**** Exercise materials ****

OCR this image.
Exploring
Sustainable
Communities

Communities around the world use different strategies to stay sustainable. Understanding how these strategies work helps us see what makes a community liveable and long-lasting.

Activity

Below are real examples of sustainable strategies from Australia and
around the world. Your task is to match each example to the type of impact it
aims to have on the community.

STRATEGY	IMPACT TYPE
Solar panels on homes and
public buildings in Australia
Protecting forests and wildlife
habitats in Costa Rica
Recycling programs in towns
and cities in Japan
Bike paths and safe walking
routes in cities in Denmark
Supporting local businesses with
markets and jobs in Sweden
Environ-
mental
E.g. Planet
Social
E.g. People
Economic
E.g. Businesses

****
**** Exercise materials ****

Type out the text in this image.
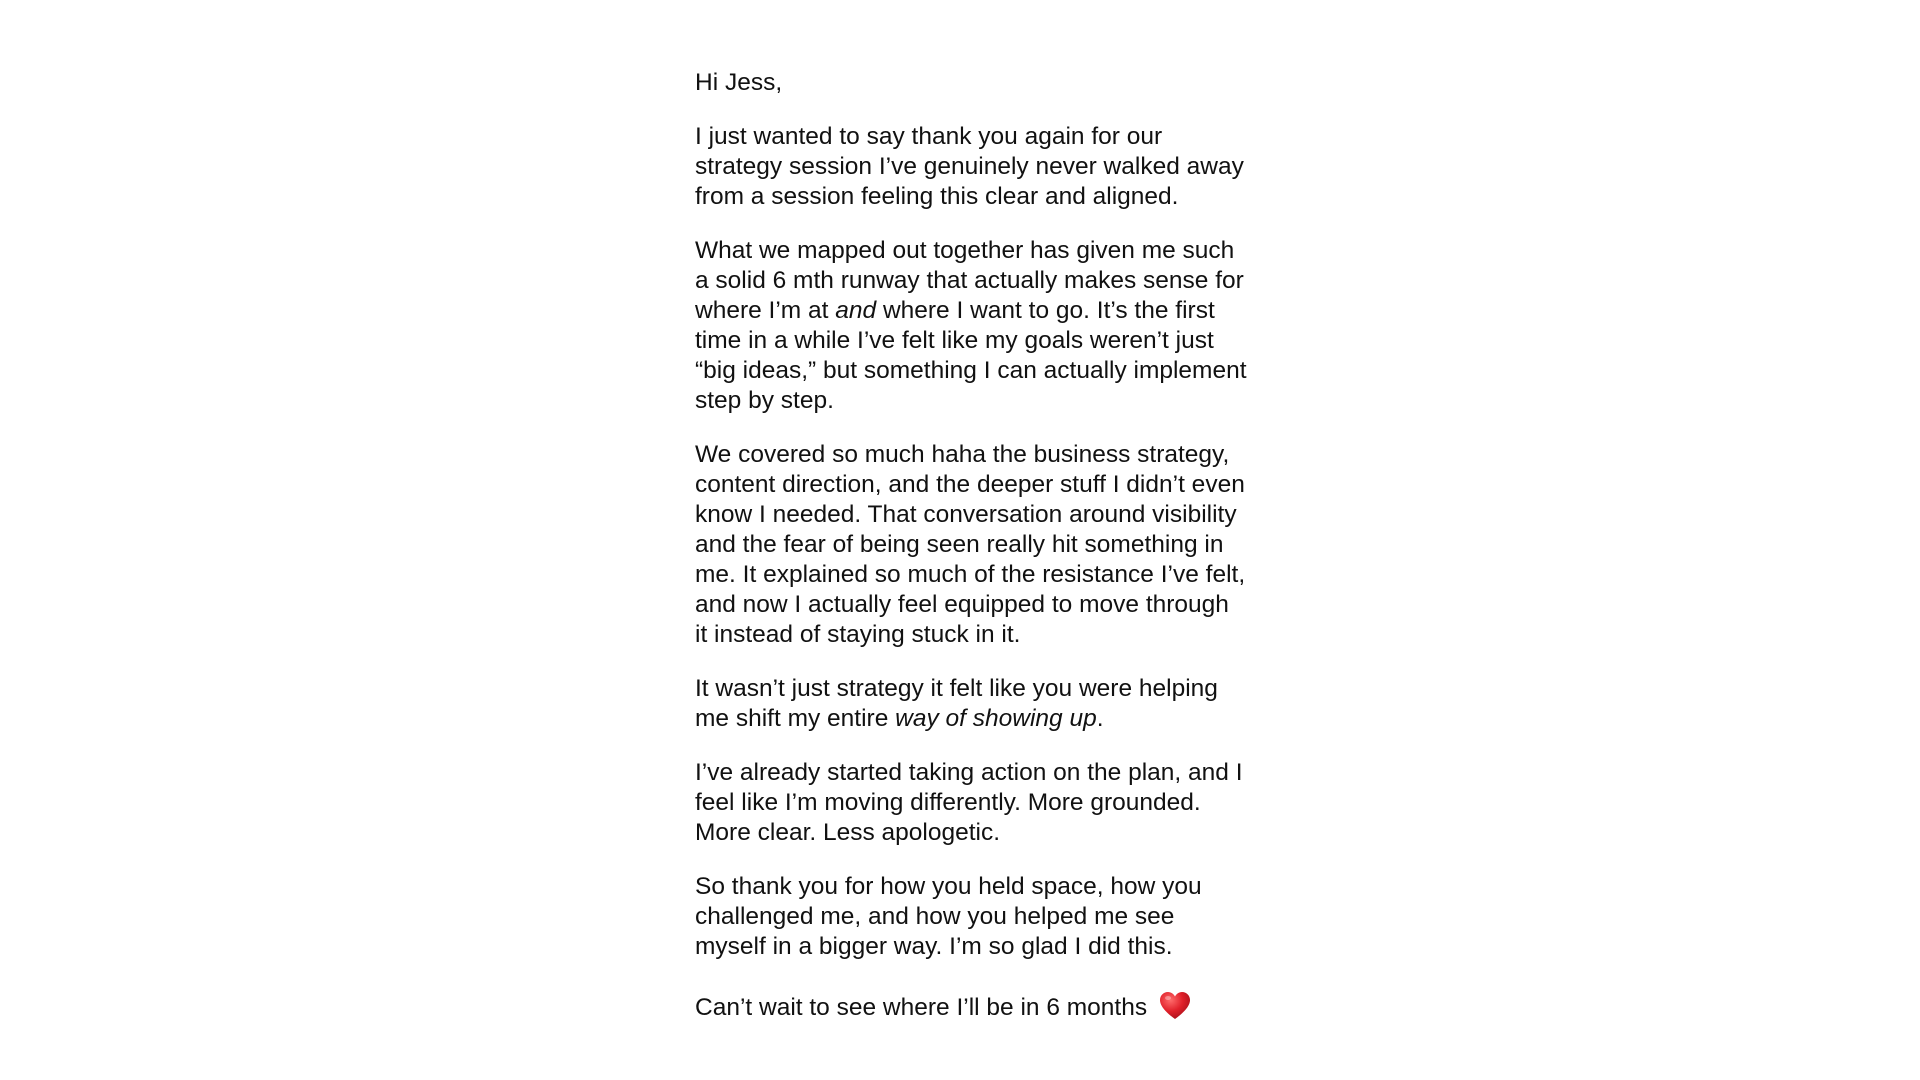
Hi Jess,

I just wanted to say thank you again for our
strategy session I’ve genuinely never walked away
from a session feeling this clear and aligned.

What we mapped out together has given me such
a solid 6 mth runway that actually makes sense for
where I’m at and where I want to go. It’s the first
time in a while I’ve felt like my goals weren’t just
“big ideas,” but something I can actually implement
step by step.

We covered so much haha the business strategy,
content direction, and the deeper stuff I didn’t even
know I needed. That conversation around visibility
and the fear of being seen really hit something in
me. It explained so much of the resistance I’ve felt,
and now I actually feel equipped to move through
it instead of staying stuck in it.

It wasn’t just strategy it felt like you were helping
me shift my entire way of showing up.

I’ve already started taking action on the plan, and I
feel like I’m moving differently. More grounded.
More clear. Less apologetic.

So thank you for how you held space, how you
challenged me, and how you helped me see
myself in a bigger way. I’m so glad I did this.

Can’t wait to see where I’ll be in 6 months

****

Look through the entries above and count each line holding "like"; report the count alone.

Solution to this exercise: 3